BLOC DE TEXTE:
Il s’agit avant tout du recueil de quelques centaines de brefs fragments de prose poétique écrits par l’auteur entre 1913 et 1935, année de son décès, mais dont il n’a jamais réussi à faire un livre, livre qu’il aurait probablement intitulé, d’après les indications tracées de sa main, « O Livro do Desassossego ». Ce n’est que durant les années 80 qu’un groupe de chercheurs a réuni, en les remaniant, tous les « morceaux » de cette œuvre éparpillée entre cahiers et feuilles manuscrites éparses, dont la plupart sans date. Nous voilà donc face à un livre … hypothétique.

 

Il s’agit d’un journal intime par procuration, d’une « autobiographie sans faits », sous la plume fictive d’un personnage fictif, Bernardo Soares (un des nombreux hétéronymes de Pessoa), qui, comptable de son état, travaille pour l’entreprise de tissus Vasques & Company, Rua dos Douradores, dans la baixa de Lisbonne. Cette rue résume son univers : il y travaille, il y habite, il en admire souvent toute la beauté et il y est fortement attaché. On entre peu à peu dans un monceau de réflexions, de notes, d’impressions, de méditations, dans un vagabondage incessant et sans but mais tangible où, tour à tour, on se retrouve puis on se perd, entre observations d'une grande intelligence, élans lyriques, complicité intime et monotonie presque ennuyeuse, répétitive. Dans un tout autre  registre, - mais l’époque est la même -, le désenchantement (ou l'intranquillité) que ressasse l'auteur face à la vie m’a fait penser au roman d’Alberto Moravia, Les indifférents.

 

Combien de temps m’a-t-il fallu pour terminer ce livre ? Je ne sais plus. Combien de fois ai-je eu la tentation de l’abandonner, mais, un ou deux jours plus tard, l’envie de le reprendre, comme pour le savourer, à petites gorgées ? Pour quelqu’un qui, comme moi, n’est pas très sensible au lyrisme littéraire, je crois que l'intérêt, le charme, ont consisté dans le fait d’y retrouver des idées et des sentiments connus, de ceux qui ne font surface dans l’esprit que dans les moments de grande liberté, d’absence totale de toute contrainte mentale, de ceux où, finalement, on s’appartient totalement.

D’après Fernando Pessoa, la seule chose qui puisse nous libérer de la sordidité d’exister, c’est l’art, la littérature en particulier :

(518) « Pendant que nous écoutons les invectives d’Hamlet, prince du Danemark, nous ne ressentons aucun de nos maux, vils parce qu’ils sont nôtres et vils parce qu’ils sont vils.

OBJECTIFS:
1. Pour chaque affirmation, dites si elle concorde avec le texte sur Pessoa, en répondant par oui ou par non et en citant les mots décisifs. (a) Les fragments ont été écrits entre 1913 et 1935. (b) Pessoa a lui-même fait de ces fragments un livre. (c) Bernardo Soares travaille pour une entreprise de tissus.
2. Rédigez la suite du texte sur Pessoa, à partir de sa dernière phrase.
Les items n'ont aucun rôle ici.

DONNÉES FOURNIES:
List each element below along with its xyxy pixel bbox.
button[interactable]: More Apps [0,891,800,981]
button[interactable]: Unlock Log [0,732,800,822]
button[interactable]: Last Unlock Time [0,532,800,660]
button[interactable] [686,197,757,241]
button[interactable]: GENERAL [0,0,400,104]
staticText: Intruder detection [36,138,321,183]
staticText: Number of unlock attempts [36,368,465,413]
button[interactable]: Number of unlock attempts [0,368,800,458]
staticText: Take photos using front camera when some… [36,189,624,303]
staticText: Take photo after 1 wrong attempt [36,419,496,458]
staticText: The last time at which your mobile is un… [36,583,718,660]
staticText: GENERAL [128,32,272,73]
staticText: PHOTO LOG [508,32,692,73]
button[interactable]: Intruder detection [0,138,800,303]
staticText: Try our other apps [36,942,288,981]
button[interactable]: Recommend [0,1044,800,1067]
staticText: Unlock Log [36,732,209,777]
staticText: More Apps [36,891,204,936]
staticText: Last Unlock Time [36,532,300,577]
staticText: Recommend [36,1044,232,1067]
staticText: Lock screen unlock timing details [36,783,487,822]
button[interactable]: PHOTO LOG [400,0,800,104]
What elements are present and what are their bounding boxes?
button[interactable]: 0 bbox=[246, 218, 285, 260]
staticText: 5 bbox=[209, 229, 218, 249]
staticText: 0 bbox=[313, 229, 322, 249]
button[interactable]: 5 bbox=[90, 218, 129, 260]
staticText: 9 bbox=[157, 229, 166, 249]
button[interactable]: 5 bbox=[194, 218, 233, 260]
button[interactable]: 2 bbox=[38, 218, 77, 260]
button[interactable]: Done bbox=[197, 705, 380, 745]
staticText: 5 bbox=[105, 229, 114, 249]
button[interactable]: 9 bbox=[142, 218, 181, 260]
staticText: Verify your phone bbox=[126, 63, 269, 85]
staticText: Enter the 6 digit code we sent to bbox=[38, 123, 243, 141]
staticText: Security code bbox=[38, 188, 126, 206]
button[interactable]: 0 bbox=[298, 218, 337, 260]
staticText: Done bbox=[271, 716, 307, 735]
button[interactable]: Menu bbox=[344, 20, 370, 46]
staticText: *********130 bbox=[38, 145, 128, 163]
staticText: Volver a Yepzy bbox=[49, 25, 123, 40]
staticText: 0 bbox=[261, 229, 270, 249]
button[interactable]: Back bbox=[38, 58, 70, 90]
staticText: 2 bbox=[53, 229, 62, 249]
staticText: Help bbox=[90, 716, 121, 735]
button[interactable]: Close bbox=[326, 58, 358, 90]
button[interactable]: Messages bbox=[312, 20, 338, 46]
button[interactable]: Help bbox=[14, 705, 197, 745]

CORRIGÉ:
1.
(a) Oui : « écrits par l’auteur entre 1913 et 1935 ».
(b) Non : « mais dont il n’a jamais réussi à faire un livre ».
(c) Oui : « travaille pour l’entreprise de tissus Vasques & Company ».

2.
L’amour, le sommeil, les drogues sont des formes élémentaires de l’art, ou plutôt, [elles essaient, NdT] d’en produire le même effet. Mais l’amour, le sommeil et la drogue ont chacun leur désenchantement. De l’amour, on se fatigue et il déçoit. Du sommeil, on se réveille, et quand on a dormi, on n’a pas vécu. Les drogues se paient avec la ruine du physique qu’elles ont servi à stimuler. Mais dans l’art il n’y a aucun désenchantement, parce que le désenchantement, on l’a admis au départ. Dans l’art, il n’y a pas de réveil parce qu’il ne comprend pas de sommeil, même s’il nous fait rêver. Dans l’art, il n’existe aucun tribut ou amende à payer pour en avoir joui.

Vu que le plaisir qu’il nous offre d’une certaine manière ne nous appartient pas, nous ne devons ni le payer ni nous en repentir. Par le mot art, il faut entendre tout ce qui nous charme sans nous appartenir : un paysage, un sourire fait à quelqu’un d’autre, un coucher de soleil, une poésie, l’univers objectif.

Posséder, c’est perdre. Ressentir sans posséder, c’est conserver, puisque que cela signifie extraire sa propre essence de quelque chose.

(520)  Il me semble que la littérature qui est le produit du mariage entre l’art et la pensée, la réalisation sans taches de la réalité, est l’objectif auquel devrait tendre chacun des efforts humains s’ils étaient vraiment humains et non quelque chose de superflue à l’animalité. Je crois que dire quelque chose signifie conserver sa valeur et lui enlever sa peur. Les champs sont plus verts que dans leur vert quand on le dit. Les fleurs, si on les décrit avec des phrases qui les définissent dans l’espace de l’imagination, auront des couleurs permanentes dans une forme que le vie cellulaire ne consent pas. (…)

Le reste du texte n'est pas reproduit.